Problem: Copy every line in the records below that contains the word "raised".

++++

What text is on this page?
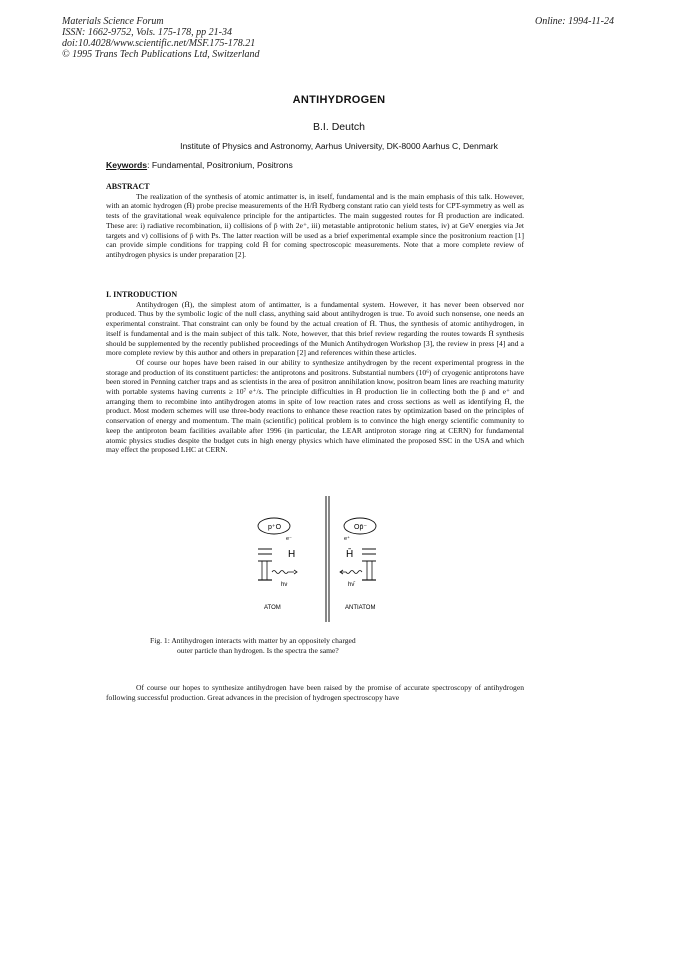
Materials Science Forum
ISSN: 1662-9752, Vols. 175-178, pp 21-34
doi:10.4028/www.scientific.net/MSF.175-178.21
© 1995 Trans Tech Publications Ltd, Switzerland
Online: 1994-11-24
ANTIHYDROGEN
B.I. Deutch
Institute of Physics and Astronomy, Aarhus University, DK-8000 Aarhus C, Denmark
Keywords: Fundamental, Positronium, Positrons

ABSTRACT

The realization of the synthesis of atomic antimatter is, in itself, fundamental and is the main emphasis of this talk. However, with an atomic hydrogen (H̄) probe precise measurements of the H/H̄ Rydberg constant ratio can yield tests for CPT-symmetry as well as tests of the gravitational weak equivalence principle for the antiparticles. The main suggested routes for H̄ production are indicated. These are: i) radiative recombination, ii) collisions of p̄ with 2e⁺, iii) metastable antiprotonic helium states, iv) at GeV energies via Jet targets and v) collisions of p̄ with Ps. The latter reaction will be used as a brief experimental example since the positronium reaction [1] can provide simple conditions for trapping cold H̄ for coming spectroscopic measurements. Note that a more complete review of antihydrogen physics is under preparation [2].

I. INTRODUCTION

Antihydrogen (H̄), the simplest atom of antimatter, is a fundamental system. However, it has never been observed nor produced. Thus by the symbolic logic of the null class, anything said about antihydrogen is true. To avoid such nonsense, one needs an experimental constraint. That constraint can only be found by the actual creation of H̄. Thus, the synthesis of atomic antihydrogen, in itself is fundamental and is the main subject of this talk. Note, however, that this brief review regarding the routes towards H̄ synthesis should be supplemented by the recently published proceedings of the Munich Antihydrogen Workshop [3], the review in press [4] and a more complete review by this author and others in preparation [2] and references within these articles.

Of course our hopes have been raised in our ability to synthesize antihydrogen by the recent experimental progress in the storage and production of its constituent particles: the antiprotons and positrons. Substantial numbers (10⁶) of cryogenic antiprotons have been stored in Penning catcher traps and as scientists in the area of positron annihilation know, positron beam lines are reaching maturity with portable systems having currents ≥ 10⁷ e⁺/s. The principle difficulties in H̄ production lie in collecting both the p̄ and e⁺ and arranging them to recombine into antihydrogen atoms in spite of low reaction rates and cross sections as well as identifying H̄, the product. Most modern schemes will use three-body reactions to enhance these reaction rates by optimization based on the principles of conservation of energy and momentum. The main (scientific) political problem is to convince the high energy scientific community to keep the antiproton beam facilities available after 1996 (in particular, the LEAR antiproton storage ring at CERN) for fundamental atomic physics studies despite the budget cuts in high energy physics which have eliminated the proposed SSC in the USA and which may effect the proposed LHC at CERN.

p⁺O
e⁻
H
hν
ATOM
Op̄⁻
e⁺
H̄
hν̄
ANTIATOM
Fig. 1: Antihydrogen interacts with matter by an oppositely charged
outer particle than hydrogen. Is the spectra the same?

Of course our hopes to synthesize antihydrogen have been raised by the promise of accurate spectroscopy of antihydrogen following successful production. Great advances in the precision of hydrogen spectroscopy have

++++

Finished answer:
Of course our hopes have been raised in our ability to synthesize antihydrogen by the recent experimental progress in the storage and production of its constituent particles: the antiprotons and positrons. Substantial numbers (10⁶) of cryogenic antiprotons have been stored in Penning catcher traps and as scientists in the area of positron annihilation know, positron beam lines are reaching maturity with portable systems having currents ≥ 10⁷ e⁺/s. The principle difficulties in H̄ production lie in collecting both the p̄ and e⁺ and arranging them to recombine into antihydrogen atoms in spite of low reaction rates and cross sections as well as identifying H̄, the product. Most modern schemes will use three-body reactions to enhance these reaction rates by optimization based on the principles of conservation of energy and momentum. The main (scientific) political problem is to convince the high energy scientific community to keep the antiproton beam facilities available after 1996 (in particular, the LEAR antiproton storage ring at CERN) for fundamental atomic physics studies despite the budget cuts in high energy physics which have eliminated the proposed SSC in the USA and which may effect the proposed LHC at CERN.
Of course our hopes to synthesize antihydrogen have been raised by the promise of accurate spectroscopy of antihydrogen following successful production. Great advances in the precision of hydrogen spectroscopy have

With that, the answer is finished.